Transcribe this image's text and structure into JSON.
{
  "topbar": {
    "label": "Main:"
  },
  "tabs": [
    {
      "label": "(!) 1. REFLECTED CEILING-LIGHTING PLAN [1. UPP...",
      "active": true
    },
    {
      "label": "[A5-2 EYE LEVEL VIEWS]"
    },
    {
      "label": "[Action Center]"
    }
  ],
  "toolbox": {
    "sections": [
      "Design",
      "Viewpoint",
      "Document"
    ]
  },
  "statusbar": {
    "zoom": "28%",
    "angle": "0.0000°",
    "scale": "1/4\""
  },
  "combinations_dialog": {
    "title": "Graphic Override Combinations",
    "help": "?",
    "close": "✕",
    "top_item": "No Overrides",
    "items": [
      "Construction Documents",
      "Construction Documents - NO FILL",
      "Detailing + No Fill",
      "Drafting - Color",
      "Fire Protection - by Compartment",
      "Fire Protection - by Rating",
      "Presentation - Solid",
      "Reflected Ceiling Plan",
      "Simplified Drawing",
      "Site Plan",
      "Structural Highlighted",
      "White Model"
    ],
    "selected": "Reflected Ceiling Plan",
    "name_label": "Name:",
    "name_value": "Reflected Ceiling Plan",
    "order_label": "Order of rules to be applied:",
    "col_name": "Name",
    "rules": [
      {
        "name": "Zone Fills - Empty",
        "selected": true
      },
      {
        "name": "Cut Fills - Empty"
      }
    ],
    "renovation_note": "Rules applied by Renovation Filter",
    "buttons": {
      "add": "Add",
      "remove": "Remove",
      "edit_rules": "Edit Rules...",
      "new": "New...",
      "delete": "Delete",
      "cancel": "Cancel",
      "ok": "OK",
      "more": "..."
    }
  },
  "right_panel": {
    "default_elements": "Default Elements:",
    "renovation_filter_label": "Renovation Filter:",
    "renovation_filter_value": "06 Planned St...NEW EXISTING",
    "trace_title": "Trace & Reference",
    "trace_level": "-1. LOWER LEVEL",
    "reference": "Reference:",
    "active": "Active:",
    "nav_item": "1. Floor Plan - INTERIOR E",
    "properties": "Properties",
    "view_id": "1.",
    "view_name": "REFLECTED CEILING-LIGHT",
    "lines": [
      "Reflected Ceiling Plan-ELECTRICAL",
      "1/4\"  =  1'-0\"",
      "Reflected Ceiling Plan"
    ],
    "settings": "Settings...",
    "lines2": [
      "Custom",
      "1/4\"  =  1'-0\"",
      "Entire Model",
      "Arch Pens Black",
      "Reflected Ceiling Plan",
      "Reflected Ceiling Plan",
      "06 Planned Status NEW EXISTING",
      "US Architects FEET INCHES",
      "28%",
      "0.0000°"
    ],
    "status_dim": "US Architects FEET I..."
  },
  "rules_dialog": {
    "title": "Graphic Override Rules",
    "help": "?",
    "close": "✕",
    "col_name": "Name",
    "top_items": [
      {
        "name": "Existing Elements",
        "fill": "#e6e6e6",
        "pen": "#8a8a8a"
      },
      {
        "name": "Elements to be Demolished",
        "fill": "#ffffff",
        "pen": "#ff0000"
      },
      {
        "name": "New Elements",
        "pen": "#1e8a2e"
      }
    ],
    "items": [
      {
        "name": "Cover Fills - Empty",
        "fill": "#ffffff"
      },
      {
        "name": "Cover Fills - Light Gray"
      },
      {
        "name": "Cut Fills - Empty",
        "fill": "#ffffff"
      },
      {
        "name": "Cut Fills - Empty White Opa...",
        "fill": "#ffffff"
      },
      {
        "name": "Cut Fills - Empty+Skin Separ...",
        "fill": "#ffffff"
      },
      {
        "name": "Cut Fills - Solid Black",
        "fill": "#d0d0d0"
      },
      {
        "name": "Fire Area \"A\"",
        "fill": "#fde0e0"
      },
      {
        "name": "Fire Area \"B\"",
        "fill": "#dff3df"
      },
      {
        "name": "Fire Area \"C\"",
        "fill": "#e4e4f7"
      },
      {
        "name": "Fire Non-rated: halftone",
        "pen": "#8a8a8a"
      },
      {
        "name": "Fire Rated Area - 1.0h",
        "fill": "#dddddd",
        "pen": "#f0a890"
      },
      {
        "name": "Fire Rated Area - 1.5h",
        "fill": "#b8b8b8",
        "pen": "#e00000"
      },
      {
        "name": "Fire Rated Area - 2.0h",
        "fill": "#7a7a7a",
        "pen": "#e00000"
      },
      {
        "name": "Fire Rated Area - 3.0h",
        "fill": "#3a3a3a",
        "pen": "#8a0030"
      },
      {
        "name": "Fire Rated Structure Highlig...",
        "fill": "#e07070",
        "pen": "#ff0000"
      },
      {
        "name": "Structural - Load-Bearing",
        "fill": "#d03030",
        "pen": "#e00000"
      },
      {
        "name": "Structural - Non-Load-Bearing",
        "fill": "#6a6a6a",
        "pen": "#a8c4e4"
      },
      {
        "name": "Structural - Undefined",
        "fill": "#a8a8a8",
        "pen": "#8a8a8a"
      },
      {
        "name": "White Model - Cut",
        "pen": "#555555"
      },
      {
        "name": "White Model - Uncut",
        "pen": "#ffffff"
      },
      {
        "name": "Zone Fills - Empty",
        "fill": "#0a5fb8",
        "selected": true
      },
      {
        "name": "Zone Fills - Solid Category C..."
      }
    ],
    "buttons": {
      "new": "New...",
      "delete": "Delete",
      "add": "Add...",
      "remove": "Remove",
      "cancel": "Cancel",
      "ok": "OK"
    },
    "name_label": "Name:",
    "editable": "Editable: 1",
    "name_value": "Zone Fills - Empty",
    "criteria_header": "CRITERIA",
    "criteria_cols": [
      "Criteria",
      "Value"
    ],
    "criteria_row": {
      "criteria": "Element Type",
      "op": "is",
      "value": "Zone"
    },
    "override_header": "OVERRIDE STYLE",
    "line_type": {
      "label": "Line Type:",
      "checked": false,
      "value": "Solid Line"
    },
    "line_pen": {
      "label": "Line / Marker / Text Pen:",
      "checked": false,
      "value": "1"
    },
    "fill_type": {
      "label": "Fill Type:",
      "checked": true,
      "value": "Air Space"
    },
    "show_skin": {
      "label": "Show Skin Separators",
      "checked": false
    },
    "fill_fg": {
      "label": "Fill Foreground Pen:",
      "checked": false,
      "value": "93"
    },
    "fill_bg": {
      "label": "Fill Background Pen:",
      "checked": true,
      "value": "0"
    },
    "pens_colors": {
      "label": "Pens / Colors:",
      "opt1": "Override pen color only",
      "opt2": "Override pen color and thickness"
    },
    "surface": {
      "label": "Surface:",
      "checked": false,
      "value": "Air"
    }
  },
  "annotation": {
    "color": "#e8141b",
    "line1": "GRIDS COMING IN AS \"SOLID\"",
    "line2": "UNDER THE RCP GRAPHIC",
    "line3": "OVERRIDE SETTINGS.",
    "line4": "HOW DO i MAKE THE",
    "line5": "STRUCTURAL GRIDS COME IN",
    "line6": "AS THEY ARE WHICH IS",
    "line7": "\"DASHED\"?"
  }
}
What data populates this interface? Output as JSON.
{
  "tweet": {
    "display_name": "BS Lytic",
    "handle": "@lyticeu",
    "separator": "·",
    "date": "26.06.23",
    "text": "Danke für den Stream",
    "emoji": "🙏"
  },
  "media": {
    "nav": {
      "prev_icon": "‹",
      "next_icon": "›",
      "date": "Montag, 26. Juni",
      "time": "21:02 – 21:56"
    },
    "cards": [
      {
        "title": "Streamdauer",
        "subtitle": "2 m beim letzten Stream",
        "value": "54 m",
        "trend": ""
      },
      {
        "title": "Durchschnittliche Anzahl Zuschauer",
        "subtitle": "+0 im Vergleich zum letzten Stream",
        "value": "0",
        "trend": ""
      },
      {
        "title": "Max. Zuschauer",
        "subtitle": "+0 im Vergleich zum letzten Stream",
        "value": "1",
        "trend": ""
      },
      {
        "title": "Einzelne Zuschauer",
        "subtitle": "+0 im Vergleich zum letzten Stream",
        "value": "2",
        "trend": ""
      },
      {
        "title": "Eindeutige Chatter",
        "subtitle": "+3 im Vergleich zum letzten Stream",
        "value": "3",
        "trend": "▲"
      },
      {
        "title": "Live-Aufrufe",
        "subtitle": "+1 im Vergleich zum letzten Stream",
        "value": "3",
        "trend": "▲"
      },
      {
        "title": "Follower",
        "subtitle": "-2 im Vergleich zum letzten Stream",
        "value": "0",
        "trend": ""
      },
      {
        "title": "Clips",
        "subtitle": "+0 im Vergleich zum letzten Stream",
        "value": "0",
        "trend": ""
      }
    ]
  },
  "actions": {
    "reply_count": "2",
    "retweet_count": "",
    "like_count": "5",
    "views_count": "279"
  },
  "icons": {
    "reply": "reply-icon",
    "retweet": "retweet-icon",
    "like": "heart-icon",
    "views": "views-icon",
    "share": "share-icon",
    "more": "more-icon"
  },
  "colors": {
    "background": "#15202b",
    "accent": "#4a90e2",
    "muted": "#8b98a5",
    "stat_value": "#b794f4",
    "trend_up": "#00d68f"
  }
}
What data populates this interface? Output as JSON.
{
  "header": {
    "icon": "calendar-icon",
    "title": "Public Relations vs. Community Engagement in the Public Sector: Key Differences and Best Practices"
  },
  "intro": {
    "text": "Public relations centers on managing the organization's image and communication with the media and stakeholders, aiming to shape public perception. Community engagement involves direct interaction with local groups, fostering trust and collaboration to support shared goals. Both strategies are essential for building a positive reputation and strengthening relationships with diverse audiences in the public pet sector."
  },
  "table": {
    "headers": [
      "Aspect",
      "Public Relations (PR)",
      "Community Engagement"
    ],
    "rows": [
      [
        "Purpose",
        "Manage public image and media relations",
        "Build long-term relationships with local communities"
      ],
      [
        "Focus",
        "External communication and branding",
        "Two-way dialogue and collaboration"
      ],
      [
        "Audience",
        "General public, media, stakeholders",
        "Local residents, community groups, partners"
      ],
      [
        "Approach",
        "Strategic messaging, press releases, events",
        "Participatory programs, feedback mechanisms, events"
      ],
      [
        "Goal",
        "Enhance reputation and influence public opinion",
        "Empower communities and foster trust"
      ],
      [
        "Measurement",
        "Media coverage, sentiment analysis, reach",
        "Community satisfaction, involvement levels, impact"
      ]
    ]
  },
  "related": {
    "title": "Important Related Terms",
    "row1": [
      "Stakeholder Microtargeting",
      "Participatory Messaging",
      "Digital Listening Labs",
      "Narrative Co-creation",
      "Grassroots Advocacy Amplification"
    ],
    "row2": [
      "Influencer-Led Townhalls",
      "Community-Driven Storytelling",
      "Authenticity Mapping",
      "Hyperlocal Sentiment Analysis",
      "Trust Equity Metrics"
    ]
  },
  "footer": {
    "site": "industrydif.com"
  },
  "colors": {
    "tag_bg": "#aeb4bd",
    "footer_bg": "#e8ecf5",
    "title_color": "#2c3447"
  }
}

● ● ● ● ● ● ●

**The task:** Check each line of the data above for the string "Zuschauer" and report only how many lines have it.

**Expected answer:** 3